- EXERCISE OBJECTIVE -
Return each line of the listing that contains the string "plancher".

Entries from a dataset:
◆ ◆ ◆ ◆ ◆

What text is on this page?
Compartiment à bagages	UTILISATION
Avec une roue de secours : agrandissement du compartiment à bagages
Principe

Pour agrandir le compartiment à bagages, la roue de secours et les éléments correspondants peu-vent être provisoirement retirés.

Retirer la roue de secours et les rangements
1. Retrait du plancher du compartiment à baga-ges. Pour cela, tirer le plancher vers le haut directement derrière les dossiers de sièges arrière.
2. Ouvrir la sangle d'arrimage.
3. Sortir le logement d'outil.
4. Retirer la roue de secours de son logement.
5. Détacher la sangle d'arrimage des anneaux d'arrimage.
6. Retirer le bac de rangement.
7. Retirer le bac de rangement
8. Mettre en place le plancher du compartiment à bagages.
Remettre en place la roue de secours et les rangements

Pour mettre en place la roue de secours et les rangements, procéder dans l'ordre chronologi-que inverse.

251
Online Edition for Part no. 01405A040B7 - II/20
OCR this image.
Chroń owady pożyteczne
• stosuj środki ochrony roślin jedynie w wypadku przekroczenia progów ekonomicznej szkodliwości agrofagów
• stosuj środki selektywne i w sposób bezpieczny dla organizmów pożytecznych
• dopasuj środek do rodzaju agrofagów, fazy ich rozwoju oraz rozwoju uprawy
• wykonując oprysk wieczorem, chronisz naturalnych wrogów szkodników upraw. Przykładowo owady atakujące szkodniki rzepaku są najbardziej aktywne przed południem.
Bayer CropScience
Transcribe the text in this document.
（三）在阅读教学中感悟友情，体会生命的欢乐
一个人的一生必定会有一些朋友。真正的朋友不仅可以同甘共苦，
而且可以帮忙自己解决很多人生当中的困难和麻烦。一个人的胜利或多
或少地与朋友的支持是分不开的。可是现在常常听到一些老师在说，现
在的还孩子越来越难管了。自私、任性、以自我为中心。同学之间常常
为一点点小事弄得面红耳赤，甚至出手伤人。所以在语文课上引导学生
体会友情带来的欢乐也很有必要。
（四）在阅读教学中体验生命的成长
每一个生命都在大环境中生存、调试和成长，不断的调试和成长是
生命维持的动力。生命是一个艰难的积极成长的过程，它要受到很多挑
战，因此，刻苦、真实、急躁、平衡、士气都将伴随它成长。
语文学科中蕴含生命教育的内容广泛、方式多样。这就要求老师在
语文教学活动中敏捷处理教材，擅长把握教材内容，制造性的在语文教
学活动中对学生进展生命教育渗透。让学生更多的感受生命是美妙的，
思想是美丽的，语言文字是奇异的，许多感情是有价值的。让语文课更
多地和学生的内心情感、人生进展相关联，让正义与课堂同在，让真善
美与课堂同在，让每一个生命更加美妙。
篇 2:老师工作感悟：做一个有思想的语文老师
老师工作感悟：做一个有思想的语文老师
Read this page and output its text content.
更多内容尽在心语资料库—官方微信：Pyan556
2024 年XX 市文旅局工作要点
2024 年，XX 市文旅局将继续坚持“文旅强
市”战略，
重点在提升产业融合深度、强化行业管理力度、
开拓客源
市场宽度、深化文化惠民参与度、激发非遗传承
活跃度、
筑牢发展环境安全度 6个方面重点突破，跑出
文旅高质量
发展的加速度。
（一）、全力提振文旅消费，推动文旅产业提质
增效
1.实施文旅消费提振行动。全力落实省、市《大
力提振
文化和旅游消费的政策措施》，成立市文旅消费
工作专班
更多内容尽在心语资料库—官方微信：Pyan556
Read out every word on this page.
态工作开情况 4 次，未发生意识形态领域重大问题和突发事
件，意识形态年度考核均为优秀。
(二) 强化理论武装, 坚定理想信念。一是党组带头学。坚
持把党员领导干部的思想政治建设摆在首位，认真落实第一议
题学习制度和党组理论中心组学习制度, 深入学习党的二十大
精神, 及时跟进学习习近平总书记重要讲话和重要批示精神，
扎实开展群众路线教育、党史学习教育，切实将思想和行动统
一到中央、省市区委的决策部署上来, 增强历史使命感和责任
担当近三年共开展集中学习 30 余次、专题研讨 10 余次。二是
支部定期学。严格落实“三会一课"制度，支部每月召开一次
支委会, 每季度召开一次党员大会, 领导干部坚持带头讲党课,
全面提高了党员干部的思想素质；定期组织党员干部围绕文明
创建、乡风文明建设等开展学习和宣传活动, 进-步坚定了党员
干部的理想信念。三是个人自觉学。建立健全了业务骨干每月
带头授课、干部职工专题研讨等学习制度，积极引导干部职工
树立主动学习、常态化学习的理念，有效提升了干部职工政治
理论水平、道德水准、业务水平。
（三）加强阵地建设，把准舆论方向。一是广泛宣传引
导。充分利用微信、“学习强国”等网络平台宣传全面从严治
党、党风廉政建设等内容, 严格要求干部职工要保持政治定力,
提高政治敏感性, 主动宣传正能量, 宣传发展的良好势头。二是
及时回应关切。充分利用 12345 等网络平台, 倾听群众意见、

◆ ◆ ◆ ◆ ◆

- FINAL ANSWER -
1. Retrait du plancher du compartiment à baga-ges. Pour cela, tirer le plancher vers le haut directement derrière les dossiers de sièges arrière.
8. Mettre en place le plancher du compartiment à bagages.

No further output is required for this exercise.